*What is being asked*. Whenever a line contains the string "Landkreises", copy it out of the entries.

*Supplied material*.
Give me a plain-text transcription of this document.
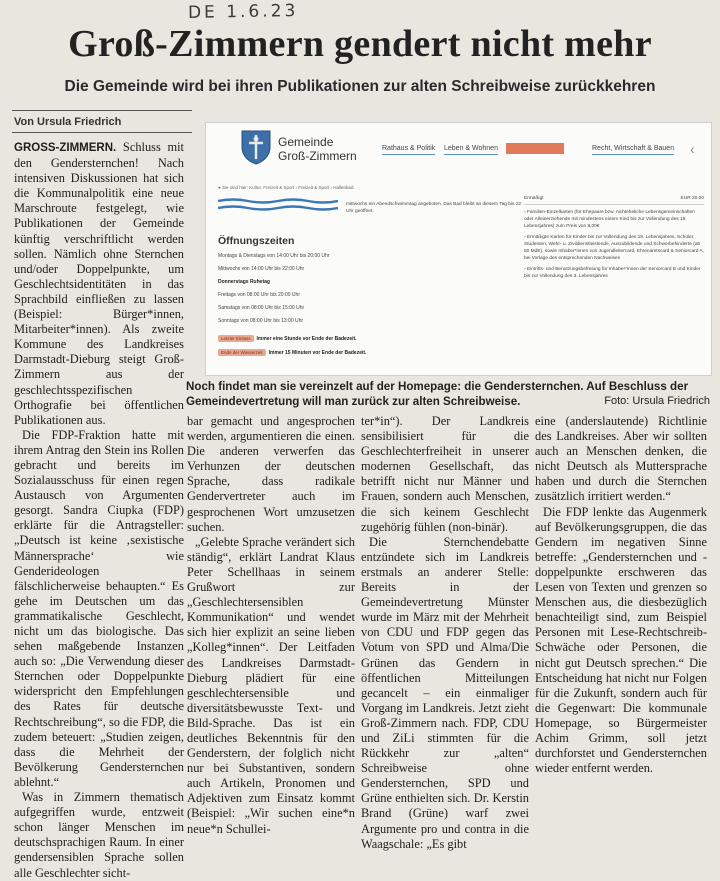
DE 1.6.23
Groß-Zimmern gendert nicht mehr
Die Gemeinde wird bei ihren Publikationen zur alten Schreibweise zurückkehren
Von Ursula Friedrich

GROSS-ZIMMERN. Schluss mit den Gendersternchen! Nach intensiven Diskussionen hat sich die Kommunalpolitik eine neue Marschroute festgelegt, wie Publikationen der Gemeinde künftig verschriftlicht werden sollen. Nämlich ohne Sternchen und/oder Doppelpunkte, um Geschlechtsidentitäten in das Sprachbild einfließen zu lassen (Beispiel: Bürger*innen, Mitarbeiter*innen). Als zweite Kommune des Landkreises Darmstadt-Dieburg steigt Groß-Zimmern aus der geschlechtsspezifischen Orthografie bei öffentlichen Publikationen aus.

Die FDP-Fraktion hatte mit ihrem Antrag den Stein ins Rollen gebracht und bereits im Sozialausschuss für einen regen Austausch von Argumenten gesorgt. Sandra Ciupka (FDP) erklärte für die Antragsteller: „Deutsch ist keine ‚sexistische Männersprache‘ wie Genderideologen fälschlicherweise behaupten.“ Es gehe im Deutschen um das grammatikalische Geschlecht, nicht um das biologische. Das sehen maßgebende Instanzen auch so: „Die Verwendung dieser Sternchen oder Doppelpunkte widerspricht den Empfehlungen des Rates für deutsche Rechtschreibung“, so die FDP, die zudem beteuert: „Studien zeigen, dass die Mehrheit der Bevölkerung Gendersternchen ablehnt.“

Was in Zimmern thematisch aufgegriffen wurde, entzweit schon länger Menschen im deutschsprachigen Raum. In einer gendersensiblen Sprache sollen alle Geschlechter sicht-

Gemeinde
Groß-Zimmern
Rathaus & Politik Leben & Wohnen	Kultur & Freizeit	Recht, Wirtschaft & Bauen ‹
● Sie sind hier: Kultur, Freizeit & Sport › Freizeit & Sport › Hallenbad
mittwochs ein Abendschwimmtag angeboten. Das Bad bleibt an diesem Tag bis 22 Uhr geöffnet.
Öffnungszeiten
Montags & Dienstags von 14:00 Uhr bis 20:00 Uhr
Mittwochs von 14:00 Uhr bis 22:00 Uhr
Donnerstags Ruhetag
Freitags von 08:00 Uhr bis 20:00 Uhr
Samstags von 08:00 Uhr bis 15:00 Uhr
Sonntags von 08:00 Uhr bis 13:00 Uhr
Letzter Einlass Immer eine Stunde vor Ende der Badezeit.
Ende der Wasserzeit Immer 15 Minuten vor Ende der Badezeit.
Ermäßigt	EUR 20,00
› Familien-Einzelkarten (für Ehepaare bzw. nichteheliche Lebensgemeinschaften oder Alleinerziehende mit mindestens einem Kind bis zur Vollendung des 18. Lebensjahres) zum Preis von 8,00€
› Ermäßigte Karten für Kinder bis zur Vollendung des 18. Lebensjahres, Schüler, Studenten, Wehr- u. Zivildienstleistende, Auszubildende und Schwerbehinderte (ab 50 MdE), sowie Inhaber*innen von Jugendleitercard, Ehrenamtscard & Seniorcard A, bei Vorlage des entsprechenden Nachweises
› Eintritts- und Benutzungsbefreiung für Inhaber*innen der Seniorcard B und Kinder bis zur Vollendung des 3. Lebensjahres
Noch findet man sie vereinzelt auf der Homepage: die Gendersternchen. Auf Beschluss der Gemeindevertretung will man zurück zur alten Schreibweise.	Foto: Ursula Friedrich

bar gemacht und angesprochen werden, argumentieren die einen. Die anderen verwerfen das Verhunzen der deutschen Sprache, dass radikale Gendervertreter auch im gesprochenen Wort umzusetzen suchen.

„Gelebte Sprache verändert sich ständig“, erklärt Landrat Klaus Peter Schellhaas in seinem Grußwort zur „Geschlechtersensiblen Kommunikation“ und wendet sich hier explizit an seine lieben „Kolleg*innen“. Der Leitfaden des Landkreises Darmstadt-Dieburg plädiert für eine geschlechtersensible und diversitätsbewusste Text- und Bild-Sprache. Das ist ein deutliches Bekenntnis für den Genderstern, der folglich nicht nur bei Substantiven, sondern auch Artikeln, Pronomen und Adjektiven zum Einsatz kommt (Beispiel: „Wir suchen eine*n neue*n Schullei-

ter*in“). Der Landkreis sensibilisiert für die Geschlechterfreiheit in unserer modernen Gesellschaft, das betrifft nicht nur Männer und Frauen, sondern auch Menschen, die sich keinem Geschlecht zugehörig fühlen (non-binär).

Die Sternchendebatte entzündete sich im Landkreis erstmals an anderer Stelle: Bereits in der Gemeindevertretung Münster wurde im März mit der Mehrheit von CDU und FDP gegen das Votum von SPD und Alma/Die Grünen das Gendern in öffentlichen Mitteilungen gecancelt – ein einmaliger Vorgang im Landkreis. Jetzt zieht Groß-Zimmern nach. FDP, CDU und ZiLi stimmten für die Rückkehr zur „alten“ Schreibweise ohne Gendersternchen, SPD und Grüne enthielten sich. Dr. Kerstin Brand (Grüne) warf zwei Argumente pro und contra in die Waagschale: „Es gibt

eine (anderslautende) Richtlinie des Landkreises. Aber wir sollten auch an Menschen denken, die nicht Deutsch als Muttersprache haben und durch die Sternchen zusätzlich irritiert werden.“

Die FDP lenkte das Augenmerk auf Bevölkerungsgruppen, die das Gendern im negativen Sinne betreffe: „Gendersternchen und -doppelpunkte erschweren das Lesen von Texten und grenzen so Menschen aus, die diesbezüglich benachteiligt sind, zum Beispiel Personen mit Lese-Rechtschreib-Schwäche oder Personen, die nicht gut Deutsch sprechen.“ Die Entscheidung hat nicht nur Folgen für die Zukunft, sondern auch für die Gegenwart: Die kommunale Homepage, so Bürgermeister Achim Grimm, soll jetzt durchforstet und Gendersternchen wieder entfernt werden.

*Answer for the task*.
GROSS-ZIMMERN. Schluss mit den Gendersternchen! Nach intensiven Diskussionen hat sich die Kommunalpolitik eine neue Marschroute festgelegt, wie Publikationen der Gemeinde künftig verschriftlicht werden sollen. Nämlich ohne Sternchen und/oder Doppelpunkte, um Geschlechtsidentitäten in das Sprachbild einfließen zu lassen (Beispiel: Bürger*innen, Mitarbeiter*innen). Als zweite Kommune des Landkreises Darmstadt-Dieburg steigt Groß-Zimmern aus der geschlechtsspezifischen Orthografie bei öffentlichen Publikationen aus.
„Gelebte Sprache verändert sich ständig“, erklärt Landrat Klaus Peter Schellhaas in seinem Grußwort zur „Geschlechtersensiblen Kommunikation“ und wendet sich hier explizit an seine lieben „Kolleg*innen“. Der Leitfaden des Landkreises Darmstadt-Dieburg plädiert für eine geschlechtersensible und diversitätsbewusste Text- und Bild-Sprache. Das ist ein deutliches Bekenntnis für den Genderstern, der folglich nicht nur bei Substantiven, sondern auch Artikeln, Pronomen und Adjektiven zum Einsatz kommt (Beispiel: „Wir suchen eine*n neue*n Schullei-
eine (anderslautende) Richtlinie des Landkreises. Aber wir sollten auch an Menschen denken, die nicht Deutsch als Muttersprache haben und durch die Sternchen zusätzlich irritiert werden.“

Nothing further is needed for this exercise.